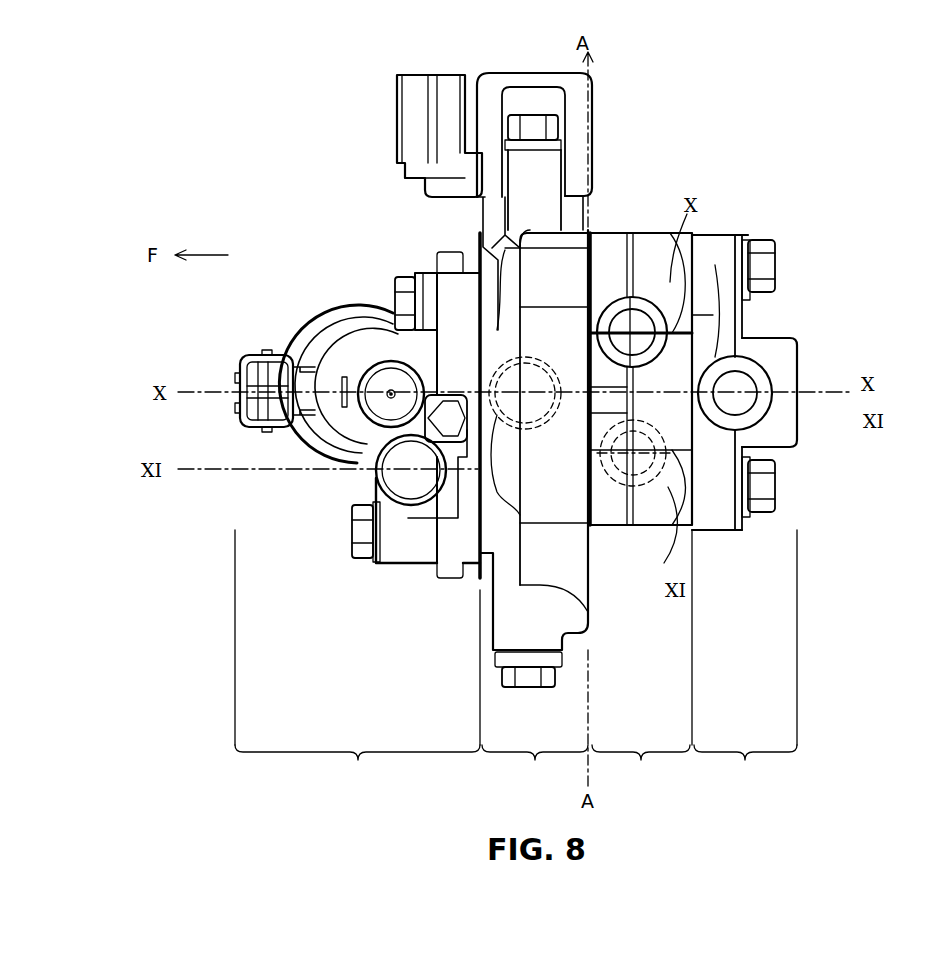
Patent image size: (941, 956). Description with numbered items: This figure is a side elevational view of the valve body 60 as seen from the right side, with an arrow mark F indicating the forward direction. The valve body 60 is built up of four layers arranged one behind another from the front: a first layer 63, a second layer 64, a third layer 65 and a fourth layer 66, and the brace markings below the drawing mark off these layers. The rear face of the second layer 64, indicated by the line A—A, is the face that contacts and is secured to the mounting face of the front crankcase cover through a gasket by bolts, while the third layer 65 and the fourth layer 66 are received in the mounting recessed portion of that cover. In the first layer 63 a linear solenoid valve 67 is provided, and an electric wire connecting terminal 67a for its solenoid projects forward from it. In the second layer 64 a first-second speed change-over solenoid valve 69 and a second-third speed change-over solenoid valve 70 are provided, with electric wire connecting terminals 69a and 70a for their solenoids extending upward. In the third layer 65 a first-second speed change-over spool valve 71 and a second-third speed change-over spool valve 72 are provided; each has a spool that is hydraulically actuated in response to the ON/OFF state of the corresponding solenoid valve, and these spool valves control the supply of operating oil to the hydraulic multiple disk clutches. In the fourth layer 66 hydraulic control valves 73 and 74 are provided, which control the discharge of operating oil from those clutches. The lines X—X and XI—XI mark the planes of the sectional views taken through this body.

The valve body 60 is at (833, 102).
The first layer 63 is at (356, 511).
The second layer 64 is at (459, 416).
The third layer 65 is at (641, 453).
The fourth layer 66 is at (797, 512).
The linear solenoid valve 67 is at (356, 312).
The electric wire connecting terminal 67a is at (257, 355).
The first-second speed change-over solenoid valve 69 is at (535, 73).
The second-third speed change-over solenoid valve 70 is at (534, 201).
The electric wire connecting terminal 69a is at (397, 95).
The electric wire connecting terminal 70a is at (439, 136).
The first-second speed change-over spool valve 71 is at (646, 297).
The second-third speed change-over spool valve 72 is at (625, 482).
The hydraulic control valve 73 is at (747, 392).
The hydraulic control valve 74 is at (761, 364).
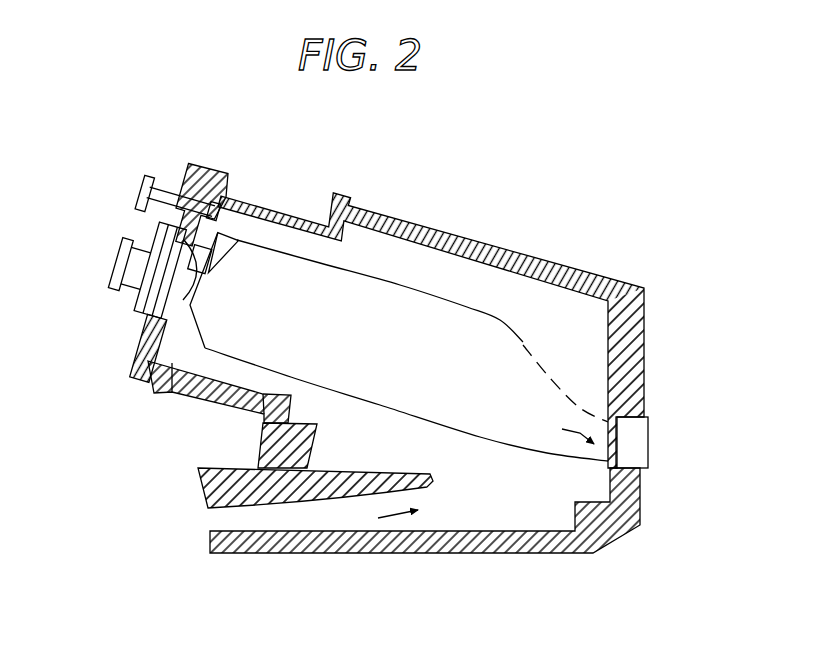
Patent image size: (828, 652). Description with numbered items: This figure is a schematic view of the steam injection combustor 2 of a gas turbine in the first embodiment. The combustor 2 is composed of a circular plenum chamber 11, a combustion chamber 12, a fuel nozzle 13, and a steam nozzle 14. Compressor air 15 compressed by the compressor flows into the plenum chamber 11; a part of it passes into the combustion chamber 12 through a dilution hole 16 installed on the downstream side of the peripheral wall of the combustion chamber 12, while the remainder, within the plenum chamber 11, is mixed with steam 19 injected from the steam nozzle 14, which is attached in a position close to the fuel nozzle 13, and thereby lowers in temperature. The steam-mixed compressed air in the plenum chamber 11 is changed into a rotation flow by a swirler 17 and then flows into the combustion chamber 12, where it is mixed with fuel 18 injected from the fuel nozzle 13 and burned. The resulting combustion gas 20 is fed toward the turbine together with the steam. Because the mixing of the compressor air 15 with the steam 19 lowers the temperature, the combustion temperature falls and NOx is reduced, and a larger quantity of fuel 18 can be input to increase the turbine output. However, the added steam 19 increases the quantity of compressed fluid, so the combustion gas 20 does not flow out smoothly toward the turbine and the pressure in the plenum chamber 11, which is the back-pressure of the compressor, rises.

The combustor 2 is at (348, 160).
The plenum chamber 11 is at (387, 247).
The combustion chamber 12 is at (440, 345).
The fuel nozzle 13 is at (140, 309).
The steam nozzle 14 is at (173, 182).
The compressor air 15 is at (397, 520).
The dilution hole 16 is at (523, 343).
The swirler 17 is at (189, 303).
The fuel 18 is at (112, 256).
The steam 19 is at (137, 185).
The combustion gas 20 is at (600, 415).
+ + + + +
### DO THIS
Turn the material above into a JSON list of strings, one string per line, skipping blank lines and leaving out the pictures.

### RESULT OF THIS TASK
[
  "Patent image size: (941, 956). Description with numbered items: This figure is a side elevational view of the valve body 60 as seen from the right side, with an arrow mark F indicating the forward direction. The valve body 60 is built up of four layers arranged one behind another from the front: a first layer 63, a second layer 64, a third layer 65 and a fourth layer 66, and the brace markings below the drawing mark off these layers. The rear face of the second layer 64, indicated by the line A—A, is the face that contacts and is secured to the mounting face of the front crankcase cover through a gasket by bolts, while the third layer 65 and the fourth layer 66 are received in the mounting recessed portion of that cover. In the first layer 63 a linear solenoid valve 67 is provided, and an electric wire connecting terminal 67a for its solenoid projects forward from it. In the second layer 64 a first-second speed change-over solenoid valve 69 and a second-third speed change-over solenoid valve 70 are provided, with electric wire connecting terminals 69a and 70a for their solenoids extending upward. In the third layer 65 a first-second speed change-over spool valve 71 and a second-third speed change-over spool valve 72 are provided; each has a spool that is hydraulically actuated in response to the ON/OFF state of the corresponding solenoid valve, and these spool valves control the supply of operating oil to the hydraulic multiple disk clutches. In the fourth layer 66 hydraulic control valves 73 and 74 are provided, which control the discharge of operating oil from those clutches. The lines X—X and XI—XI mark the planes of the sectional views taken through this body.",
  "The valve body 60 is at (833, 102).",
  "The first layer 63 is at (356, 511).",
  "The second layer 64 is at (459, 416).",
  "The third layer 65 is at (641, 453).",
  "The fourth layer 66 is at (797, 512).",
  "The linear solenoid valve 67 is at (356, 312).",
  "The electric wire connecting terminal 67a is at (257, 355).",
  "The first-second speed change-over solenoid valve 69 is at (535, 73).",
  "The second-third speed change-over solenoid valve 70 is at (534, 201).",
  "The electric wire connecting terminal 69a is at (397, 95).",
  "The electric wire connecting terminal 70a is at (439, 136).",
  "The first-second speed change-over spool valve 71 is at (646, 297).",
  "The second-third speed change-over spool valve 72 is at (625, 482).",
  "The hydraulic control valve 73 is at (747, 392).",
  "The hydraulic control valve 74 is at (761, 364).",
  "Patent image size: (828, 652). Description with numbered items: This figure is a schematic view of the steam injection combustor 2 of a gas turbine in the first embodiment. The combustor 2 is composed of a circular plenum chamber 11, a combustion chamber 12, a fuel nozzle 13, and a steam nozzle 14. Compressor air 15 compressed by the compressor flows into the plenum chamber 11; a part of it passes into the combustion chamber 12 through a dilution hole 16 installed on the downstream side of the peripheral wall of the combustion chamber 12, while the remainder, within the plenum chamber 11, is mixed with steam 19 injected from the steam nozzle 14, which is attached in a position close to the fuel nozzle 13, and thereby lowers in temperature. The steam-mixed compressed air in the plenum chamber 11 is changed into a rotation flow by a swirler 17 and then flows into the combustion chamber 12, where it is mixed with fuel 18 injected from the fuel nozzle 13 and burned. The resulting combustion gas 20 is fed toward the turbine together with the steam. Because the mixing of the compressor air 15 with the steam 19 lowers the temperature, the combustion temperature falls and NOx is reduced, and a larger quantity of fuel 18 can be input to increase the turbine output. However, the added steam 19 increases the quantity of compressed fluid, so the combustion gas 20 does not flow out smoothly toward the turbine and the pressure in the plenum chamber 11, which is the back-pressure of the compressor, rises.",
  "The combustor 2 is at (348, 160).",
  "The plenum chamber 11 is at (387, 247).",
  "The combustion chamber 12 is at (440, 345).",
  "The fuel nozzle 13 is at (140, 309).",
  "The steam nozzle 14 is at (173, 182).",
  "The compressor air 15 is at (397, 520).",
  "The dilution hole 16 is at (523, 343).",
  "The swirler 17 is at (189, 303).",
  "The fuel 18 is at (112, 256).",
  "The steam 19 is at (137, 185).",
  "The combustion gas 20 is at (600, 415)."
]